:: Records for this task ::
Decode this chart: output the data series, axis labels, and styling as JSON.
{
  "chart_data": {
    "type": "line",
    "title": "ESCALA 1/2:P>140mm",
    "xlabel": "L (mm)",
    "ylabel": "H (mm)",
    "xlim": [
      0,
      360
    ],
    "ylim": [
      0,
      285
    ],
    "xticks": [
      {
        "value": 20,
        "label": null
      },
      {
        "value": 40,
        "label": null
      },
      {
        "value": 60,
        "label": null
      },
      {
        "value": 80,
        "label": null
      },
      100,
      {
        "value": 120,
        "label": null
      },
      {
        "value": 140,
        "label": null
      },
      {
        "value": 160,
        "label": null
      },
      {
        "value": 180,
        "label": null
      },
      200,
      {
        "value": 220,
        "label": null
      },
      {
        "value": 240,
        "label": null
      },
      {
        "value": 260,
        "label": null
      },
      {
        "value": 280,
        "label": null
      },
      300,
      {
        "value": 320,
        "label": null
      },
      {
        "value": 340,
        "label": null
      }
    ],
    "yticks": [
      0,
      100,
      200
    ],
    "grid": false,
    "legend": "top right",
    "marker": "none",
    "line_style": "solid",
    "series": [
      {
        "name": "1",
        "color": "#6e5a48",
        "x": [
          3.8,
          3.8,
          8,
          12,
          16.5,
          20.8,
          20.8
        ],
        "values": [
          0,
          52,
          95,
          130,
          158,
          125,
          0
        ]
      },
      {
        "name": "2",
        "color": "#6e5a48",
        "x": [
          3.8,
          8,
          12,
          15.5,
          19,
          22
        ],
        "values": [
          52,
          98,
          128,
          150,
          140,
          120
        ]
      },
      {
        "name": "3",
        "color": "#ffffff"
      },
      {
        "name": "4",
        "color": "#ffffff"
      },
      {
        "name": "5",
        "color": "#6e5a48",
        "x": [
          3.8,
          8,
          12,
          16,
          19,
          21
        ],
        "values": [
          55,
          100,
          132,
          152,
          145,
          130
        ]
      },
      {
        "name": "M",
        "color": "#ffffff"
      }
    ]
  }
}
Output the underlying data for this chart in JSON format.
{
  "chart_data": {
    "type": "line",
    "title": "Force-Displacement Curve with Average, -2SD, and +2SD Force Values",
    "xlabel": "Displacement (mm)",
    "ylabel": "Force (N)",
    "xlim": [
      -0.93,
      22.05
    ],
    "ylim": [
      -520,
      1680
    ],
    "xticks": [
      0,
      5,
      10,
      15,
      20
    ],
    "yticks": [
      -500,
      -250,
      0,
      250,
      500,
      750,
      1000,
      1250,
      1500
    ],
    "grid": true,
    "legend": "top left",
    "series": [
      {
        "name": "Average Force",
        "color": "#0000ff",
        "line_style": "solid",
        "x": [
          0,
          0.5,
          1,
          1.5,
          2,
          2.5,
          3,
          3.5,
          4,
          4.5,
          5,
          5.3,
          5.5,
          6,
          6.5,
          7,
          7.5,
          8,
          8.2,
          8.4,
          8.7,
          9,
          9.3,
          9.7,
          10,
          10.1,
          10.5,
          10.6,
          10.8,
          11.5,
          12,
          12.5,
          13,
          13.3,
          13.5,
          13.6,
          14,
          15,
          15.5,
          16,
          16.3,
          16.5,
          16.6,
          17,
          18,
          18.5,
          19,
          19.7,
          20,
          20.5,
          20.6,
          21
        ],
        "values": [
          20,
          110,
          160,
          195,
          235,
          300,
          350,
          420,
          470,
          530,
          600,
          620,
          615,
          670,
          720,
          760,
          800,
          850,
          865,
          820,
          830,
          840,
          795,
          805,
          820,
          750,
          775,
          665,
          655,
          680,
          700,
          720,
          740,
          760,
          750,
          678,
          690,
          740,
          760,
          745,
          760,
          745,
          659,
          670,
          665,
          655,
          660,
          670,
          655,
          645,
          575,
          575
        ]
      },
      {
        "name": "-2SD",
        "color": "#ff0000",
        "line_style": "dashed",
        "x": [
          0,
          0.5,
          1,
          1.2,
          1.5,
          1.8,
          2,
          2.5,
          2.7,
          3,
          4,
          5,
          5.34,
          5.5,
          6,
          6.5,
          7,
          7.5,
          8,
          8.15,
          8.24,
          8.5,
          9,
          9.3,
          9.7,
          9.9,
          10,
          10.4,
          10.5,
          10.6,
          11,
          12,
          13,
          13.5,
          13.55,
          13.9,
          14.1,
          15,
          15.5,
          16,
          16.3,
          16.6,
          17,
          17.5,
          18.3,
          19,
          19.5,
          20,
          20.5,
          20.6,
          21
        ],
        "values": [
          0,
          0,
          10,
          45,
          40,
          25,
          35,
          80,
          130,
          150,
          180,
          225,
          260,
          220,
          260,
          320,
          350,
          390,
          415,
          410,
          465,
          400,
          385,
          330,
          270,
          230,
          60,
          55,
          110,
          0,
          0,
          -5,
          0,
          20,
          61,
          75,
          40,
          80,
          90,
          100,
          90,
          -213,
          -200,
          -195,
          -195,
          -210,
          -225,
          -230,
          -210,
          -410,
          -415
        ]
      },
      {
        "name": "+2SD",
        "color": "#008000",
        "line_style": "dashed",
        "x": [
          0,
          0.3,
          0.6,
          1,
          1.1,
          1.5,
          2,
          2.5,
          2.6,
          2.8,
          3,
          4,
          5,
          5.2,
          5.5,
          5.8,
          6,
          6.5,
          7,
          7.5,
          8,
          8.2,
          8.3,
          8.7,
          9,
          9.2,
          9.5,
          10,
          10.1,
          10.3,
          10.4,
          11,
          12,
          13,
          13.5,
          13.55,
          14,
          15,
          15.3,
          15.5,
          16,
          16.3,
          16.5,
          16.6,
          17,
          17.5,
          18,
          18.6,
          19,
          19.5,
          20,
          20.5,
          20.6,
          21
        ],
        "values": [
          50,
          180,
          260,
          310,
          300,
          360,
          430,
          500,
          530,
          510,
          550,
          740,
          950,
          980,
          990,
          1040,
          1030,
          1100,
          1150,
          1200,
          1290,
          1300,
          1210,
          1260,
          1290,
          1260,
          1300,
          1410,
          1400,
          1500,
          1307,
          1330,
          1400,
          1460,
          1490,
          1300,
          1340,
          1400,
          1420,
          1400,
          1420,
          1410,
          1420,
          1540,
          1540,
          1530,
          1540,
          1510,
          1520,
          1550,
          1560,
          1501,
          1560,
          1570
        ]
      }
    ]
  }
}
:::
### Exercise brief
Give all the entries again exactly; leave none out.

### Finished exercise
Decode this chart: output the data series, axis labels, and styling as JSON.
{
  "chart_data": {
    "type": "line",
    "title": "ESCALA 1/2:P>140mm",
    "xlabel": "L (mm)",
    "ylabel": "H (mm)",
    "xlim": [
      0,
      360
    ],
    "ylim": [
      0,
      285
    ],
    "xticks": [
      {
        "value": 20,
        "label": null
      },
      {
        "value": 40,
        "label": null
      },
      {
        "value": 60,
        "label": null
      },
      {
        "value": 80,
        "label": null
      },
      100,
      {
        "value": 120,
        "label": null
      },
      {
        "value": 140,
        "label": null
      },
      {
        "value": 160,
        "label": null
      },
      {
        "value": 180,
        "label": null
      },
      200,
      {
        "value": 220,
        "label": null
      },
      {
        "value": 240,
        "label": null
      },
      {
        "value": 260,
        "label": null
      },
      {
        "value": 280,
        "label": null
      },
      300,
      {
        "value": 320,
        "label": null
      },
      {
        "value": 340,
        "label": null
      }
    ],
    "yticks": [
      0,
      100,
      200
    ],
    "grid": false,
    "legend": "top right",
    "marker": "none",
    "line_style": "solid",
    "series": [
      {
        "name": "1",
        "color": "#6e5a48",
        "x": [
          3.8,
          3.8,
          8,
          12,
          16.5,
          20.8,
          20.8
        ],
        "values": [
          0,
          52,
          95,
          130,
          158,
          125,
          0
        ]
      },
      {
        "name": "2",
        "color": "#6e5a48",
        "x": [
          3.8,
          8,
          12,
          15.5,
          19,
          22
        ],
        "values": [
          52,
          98,
          128,
          150,
          140,
          120
        ]
      },
      {
        "name": "3",
        "color": "#ffffff"
      },
      {
        "name": "4",
        "color": "#ffffff"
      },
      {
        "name": "5",
        "color": "#6e5a48",
        "x": [
          3.8,
          8,
          12,
          16,
          19,
          21
        ],
        "values": [
          55,
          100,
          132,
          152,
          145,
          130
        ]
      },
      {
        "name": "M",
        "color": "#ffffff"
      }
    ]
  }
}
Output the underlying data for this chart in JSON format.
{
  "chart_data": {
    "type": "line",
    "title": "Force-Displacement Curve with Average, -2SD, and +2SD Force Values",
    "xlabel": "Displacement (mm)",
    "ylabel": "Force (N)",
    "xlim": [
      -0.93,
      22.05
    ],
    "ylim": [
      -520,
      1680
    ],
    "xticks": [
      0,
      5,
      10,
      15,
      20
    ],
    "yticks": [
      -500,
      -250,
      0,
      250,
      500,
      750,
      1000,
      1250,
      1500
    ],
    "grid": true,
    "legend": "top left",
    "series": [
      {
        "name": "Average Force",
        "color": "#0000ff",
        "line_style": "solid",
        "x": [
          0,
          0.5,
          1,
          1.5,
          2,
          2.5,
          3,
          3.5,
          4,
          4.5,
          5,
          5.3,
          5.5,
          6,
          6.5,
          7,
          7.5,
          8,
          8.2,
          8.4,
          8.7,
          9,
          9.3,
          9.7,
          10,
          10.1,
          10.5,
          10.6,
          10.8,
          11.5,
          12,
          12.5,
          13,
          13.3,
          13.5,
          13.6,
          14,
          15,
          15.5,
          16,
          16.3,
          16.5,
          16.6,
          17,
          18,
          18.5,
          19,
          19.7,
          20,
          20.5,
          20.6,
          21
        ],
        "values": [
          20,
          110,
          160,
          195,
          235,
          300,
          350,
          420,
          470,
          530,
          600,
          620,
          615,
          670,
          720,
          760,
          800,
          850,
          865,
          820,
          830,
          840,
          795,
          805,
          820,
          750,
          775,
          665,
          655,
          680,
          700,
          720,
          740,
          760,
          750,
          678,
          690,
          740,
          760,
          745,
          760,
          745,
          659,
          670,
          665,
          655,
          660,
          670,
          655,
          645,
          575,
          575
        ]
      },
      {
        "name": "-2SD",
        "color": "#ff0000",
        "line_style": "dashed",
        "x": [
          0,
          0.5,
          1,
          1.2,
          1.5,
          1.8,
          2,
          2.5,
          2.7,
          3,
          4,
          5,
          5.34,
          5.5,
          6,
          6.5,
          7,
          7.5,
          8,
          8.15,
          8.24,
          8.5,
          9,
          9.3,
          9.7,
          9.9,
          10,
          10.4,
          10.5,
          10.6,
          11,
          12,
          13,
          13.5,
          13.55,
          13.9,
          14.1,
          15,
          15.5,
          16,
          16.3,
          16.6,
          17,
          17.5,
          18.3,
          19,
          19.5,
          20,
          20.5,
          20.6,
          21
        ],
        "values": [
          0,
          0,
          10,
          45,
          40,
          25,
          35,
          80,
          130,
          150,
          180,
          225,
          260,
          220,
          260,
          320,
          350,
          390,
          415,
          410,
          465,
          400,
          385,
          330,
          270,
          230,
          60,
          55,
          110,
          0,
          0,
          -5,
          0,
          20,
          61,
          75,
          40,
          80,
          90,
          100,
          90,
          -213,
          -200,
          -195,
          -195,
          -210,
          -225,
          -230,
          -210,
          -410,
          -415
        ]
      },
      {
        "name": "+2SD",
        "color": "#008000",
        "line_style": "dashed",
        "x": [
          0,
          0.3,
          0.6,
          1,
          1.1,
          1.5,
          2,
          2.5,
          2.6,
          2.8,
          3,
          4,
          5,
          5.2,
          5.5,
          5.8,
          6,
          6.5,
          7,
          7.5,
          8,
          8.2,
          8.3,
          8.7,
          9,
          9.2,
          9.5,
          10,
          10.1,
          10.3,
          10.4,
          11,
          12,
          13,
          13.5,
          13.55,
          14,
          15,
          15.3,
          15.5,
          16,
          16.3,
          16.5,
          16.6,
          17,
          17.5,
          18,
          18.6,
          19,
          19.5,
          20,
          20.5,
          20.6,
          21
        ],
        "values": [
          50,
          180,
          260,
          310,
          300,
          360,
          430,
          500,
          530,
          510,
          550,
          740,
          950,
          980,
          990,
          1040,
          1030,
          1100,
          1150,
          1200,
          1290,
          1300,
          1210,
          1260,
          1290,
          1260,
          1300,
          1410,
          1400,
          1500,
          1307,
          1330,
          1400,
          1460,
          1490,
          1300,
          1340,
          1400,
          1420,
          1400,
          1420,
          1410,
          1420,
          1540,
          1540,
          1530,
          1540,
          1510,
          1520,
          1550,
          1560,
          1501,
          1560,
          1570
        ]
      }
    ]
  }
}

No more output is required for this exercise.